= Selected extract =
Think of the recruiting process as a job search. When you find a position [school] for which you think you're a good fit, you write a letter to express interest and submit a resume detailing your qualifications, skills and accomplishments. On paper, you seem to be the perfect candidate [student-athlete]. Back that up with a few solid references, and you've got yourself a job [scholarship].

So what makes a reference good? As Mazzoni asserts, it's "somebody who actually carries some weight." Good references can vouch for your abilities in a neutral way, which is why "college coaches are going to trust those types of people," he says.

Think your pops is a usable source? Think again. In fact, Mazzoni explains, "No college coach will really be interested in what parents say about their kid's talent because . . . parents think their kids are great, whether they are or they aren't."

Instead, Mazzoni recommends pursuing references from:

Former high school teammates/opponents who currently play for a college
An athlete who currently plays for the team you're shooting for can serve as a reliable source, especially if you've previously played with or against him or her. She/he can speak about your athletic abilities from firsthand experience.

Summer camp/league coaches
If you're heading to a camp or playing in a summer league, refine your networking capabilities they're as clutch as your athletic skills. Reason being: "Any coach who is in the profession—helping and coaching kids—is a trusted source," Mazzoni says. "The number-one thing a [reference] can do is get someone's name on [a coach's] list."

College coaches
When you've got solid athletic abilities, but less-than-perfect grades, a college coach will refer your name to another coach if he believes in you enough.

"I have a friend who coached at Harvard," Mazzoni says. "He could only get a select type of student into that school, so a lot of time we'll be sitting at games together and he'll say, 'Here are five kids. I'd love to be able to get them in, but I can't. Put them on your list.'"

Alumni
Alumni athletes who are knowledgeable about players from their area have an advantage. They can contact their former coaches and encourage them to follow up with athletes they personally recommend.

"If [an athlete] can get an alum on his side, to vouch for him and help out with the recruiting process, that will go a long way," Mazzoni says.

= Given information =

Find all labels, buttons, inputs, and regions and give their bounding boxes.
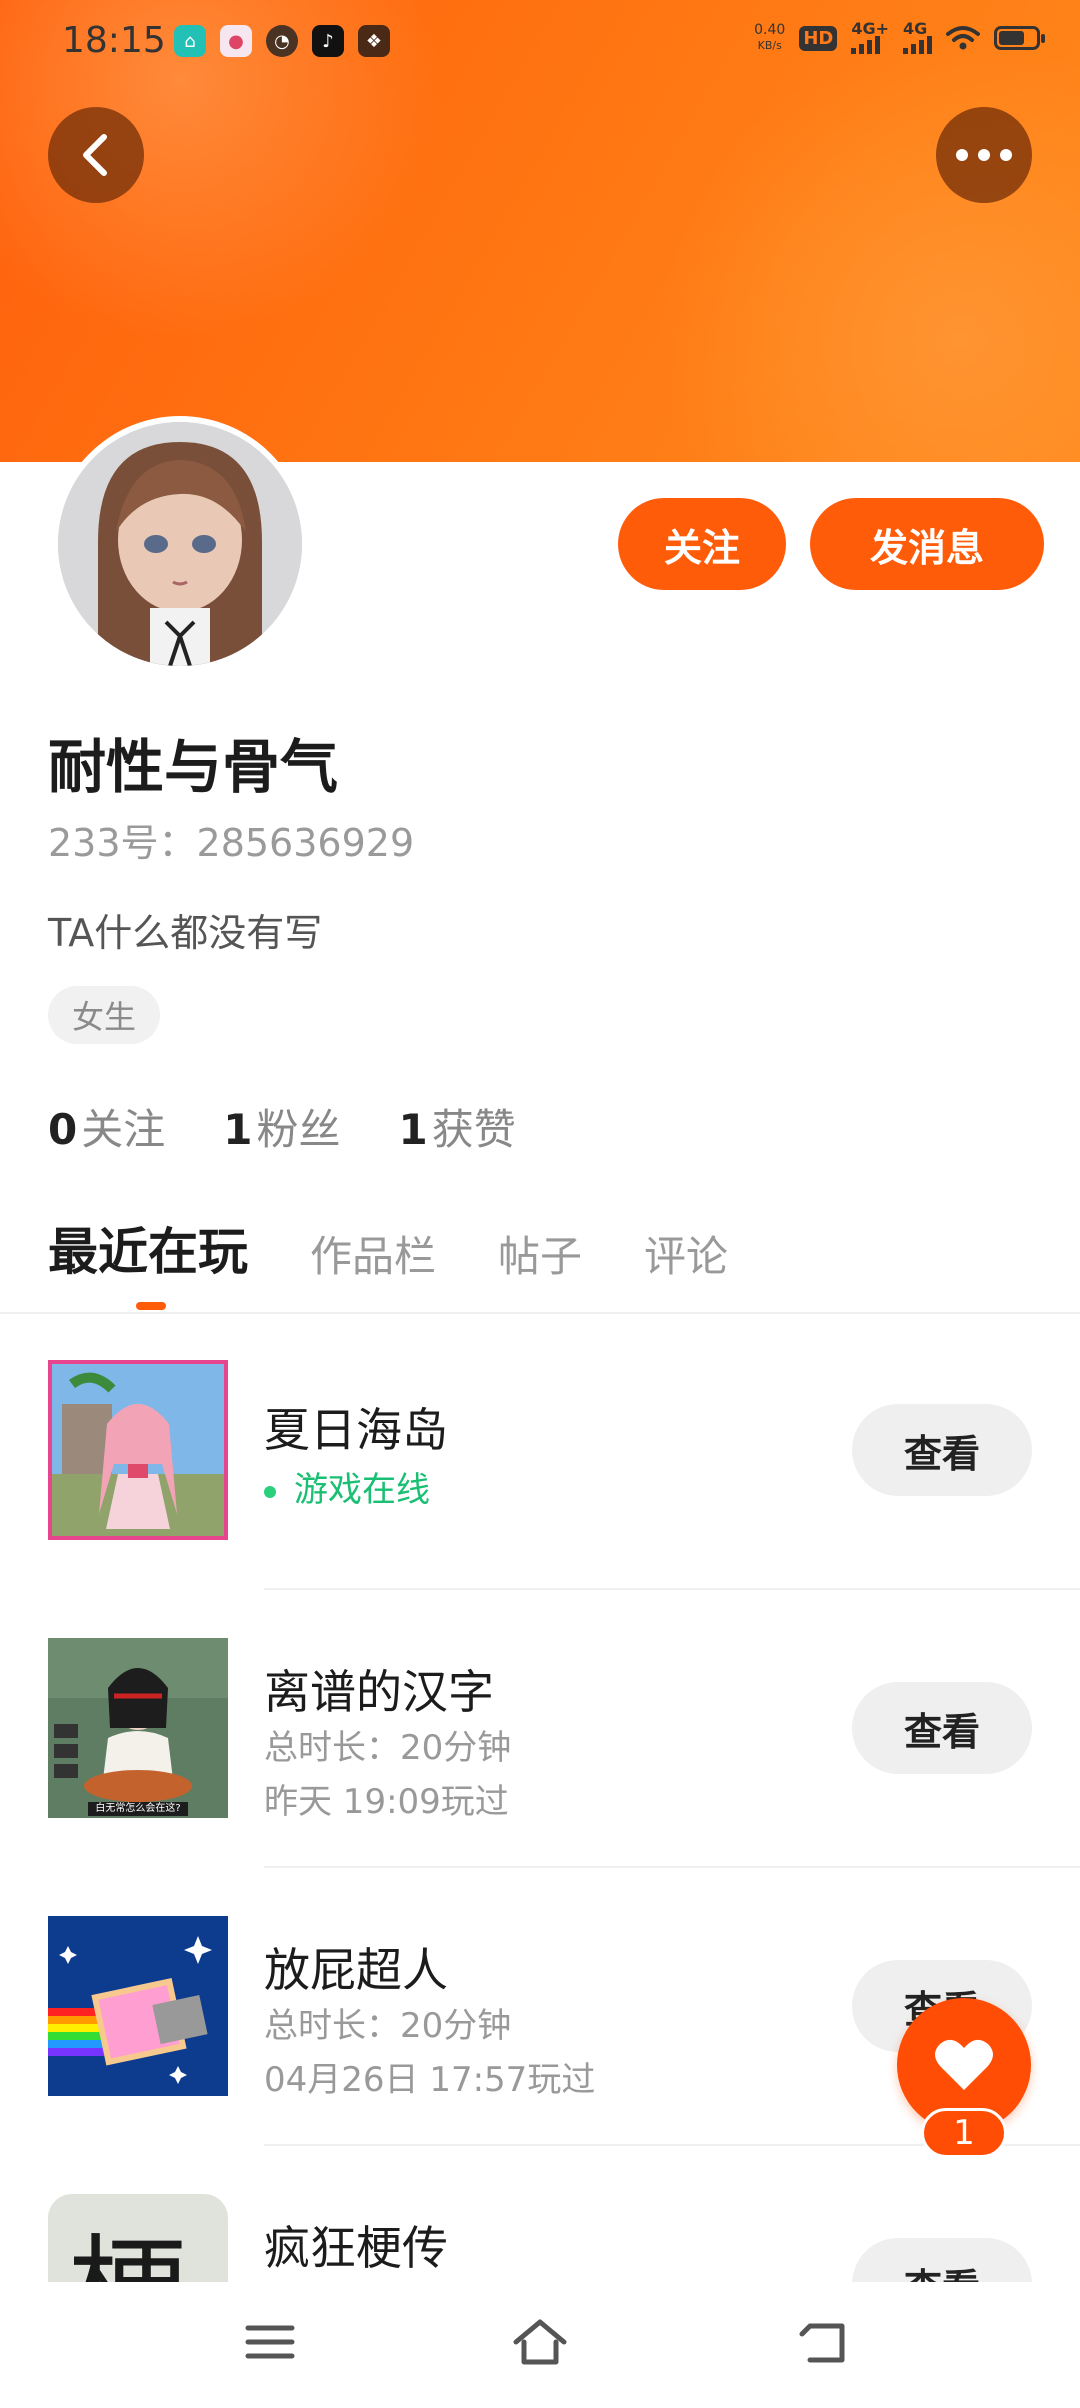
tab-comments[interactable]: 评论 — [644, 1223, 728, 1284]
menu-icon[interactable] — [240, 2312, 300, 2372]
avatar[interactable] — [52, 416, 308, 672]
game-thumbnail — [48, 1916, 228, 2096]
profile-tabs: 最近在玩 作品栏 帖子 评论 — [48, 1212, 790, 1284]
wifi-icon — [946, 26, 980, 50]
stat-following[interactable]: 0关注 — [48, 1096, 165, 1157]
list-item[interactable]: 白无常怎么会在这? 离谱的汉字 总时长：20分钟 昨天 19:09玩过 查看 — [0, 1590, 1080, 1868]
game-online-status: 游戏在线 — [264, 1462, 430, 1511]
status-time: 18:15 — [62, 20, 166, 61]
notification-app-icon: ❖ — [358, 25, 390, 57]
game-thumbnail: 梗 — [48, 2194, 228, 2282]
thumb-caption: 白无常怎么会在这? — [95, 1803, 181, 1814]
game-last-played: 04月26日 17:57玩过 — [264, 2060, 596, 2100]
notification-app-icon: ⌂ — [174, 25, 206, 57]
game-total-time: 总时长：20分钟 — [264, 2006, 512, 2046]
game-name: 离谱的汉字 — [264, 1665, 494, 1719]
home-icon[interactable] — [510, 2312, 570, 2372]
game-thumbnail — [48, 1360, 228, 1540]
send-message-button[interactable]: 发消息 — [810, 498, 1044, 590]
nickname: 耐性与骨气 — [48, 733, 339, 801]
profile-stats: 0关注 1粉丝 1获赞 — [48, 1096, 516, 1157]
user-id: 233号：285636929 — [48, 821, 415, 865]
battery-icon — [994, 26, 1045, 50]
list-item[interactable]: 梗 疯狂梗传 查看 — [0, 2146, 1080, 2282]
tiktok-icon: ♪ — [312, 25, 344, 57]
like-count-badge: 1 — [921, 2108, 1007, 2158]
signal-1-icon: 4G+ — [851, 21, 889, 54]
system-nav-bar — [0, 2282, 1080, 2408]
follow-button[interactable]: 关注 — [618, 498, 786, 590]
game-thumbnail: 白无常怎么会在这? — [48, 1638, 228, 1818]
stat-followers[interactable]: 1粉丝 — [223, 1096, 340, 1157]
tab-works[interactable]: 作品栏 — [310, 1223, 436, 1284]
recent-games-list: 夏日海岛 游戏在线 查看 白无常怎么会在这? 离谱的汉字 总时长：20分钟 昨天… — [0, 1312, 1080, 2282]
gender-tag: 女生 — [48, 986, 161, 1044]
game-name: 放屁超人 — [264, 1943, 448, 1997]
status-app-icons: ⌂ ● ◔ ♪ ❖ — [174, 25, 390, 57]
online-dot-icon — [264, 1485, 276, 1498]
game-total-time: 总时长：20分钟 — [264, 1728, 512, 1768]
avatar-image — [58, 422, 302, 666]
view-button[interactable]: 查看 — [852, 1404, 1032, 1496]
more-dots-icon — [956, 149, 1012, 161]
tab-posts[interactable]: 帖子 — [498, 1223, 582, 1284]
game-name: 疯狂梗传 — [264, 2221, 448, 2275]
bio: TA什么都没有写 — [48, 911, 323, 955]
status-indicators: 0.40 KB/s HD 4G+ 4G — [754, 21, 1045, 54]
hd-voice-icon: HD — [799, 25, 838, 51]
game-name: 夏日海岛 — [264, 1403, 448, 1457]
net-speed: 0.40 KB/s — [754, 22, 786, 53]
signal-2-icon: 4G — [903, 21, 932, 54]
game-last-played: 昨天 19:09玩过 — [264, 1782, 509, 1822]
active-tab-indicator — [136, 1302, 166, 1310]
list-item[interactable]: 夏日海岛 游戏在线 查看 — [0, 1312, 1080, 1590]
more-button[interactable] — [936, 107, 1032, 203]
heart-icon — [935, 2039, 993, 2090]
back-button[interactable] — [48, 107, 144, 203]
view-button[interactable]: 查看 — [852, 2238, 1032, 2282]
view-button[interactable]: 查看 — [852, 1682, 1032, 1774]
notification-app-icon: ● — [220, 25, 252, 57]
chevron-left-icon — [83, 134, 107, 176]
notification-app-icon: ◔ — [266, 25, 298, 57]
stat-likes[interactable]: 1获赞 — [399, 1096, 516, 1157]
status-bar: 18:15 ⌂ ● ◔ ♪ ❖ 0.40 KB/s HD 4G+ 4G — [0, 0, 1080, 86]
back-icon[interactable] — [796, 2312, 856, 2372]
tab-recently-played[interactable]: 最近在玩 — [48, 1212, 248, 1284]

= Exercise goal =
In the text on recruiting references, what does Mazzoni say is the number-one thing a reference can do?

= Solution to this exercise =
Get someone's name on a coach's list.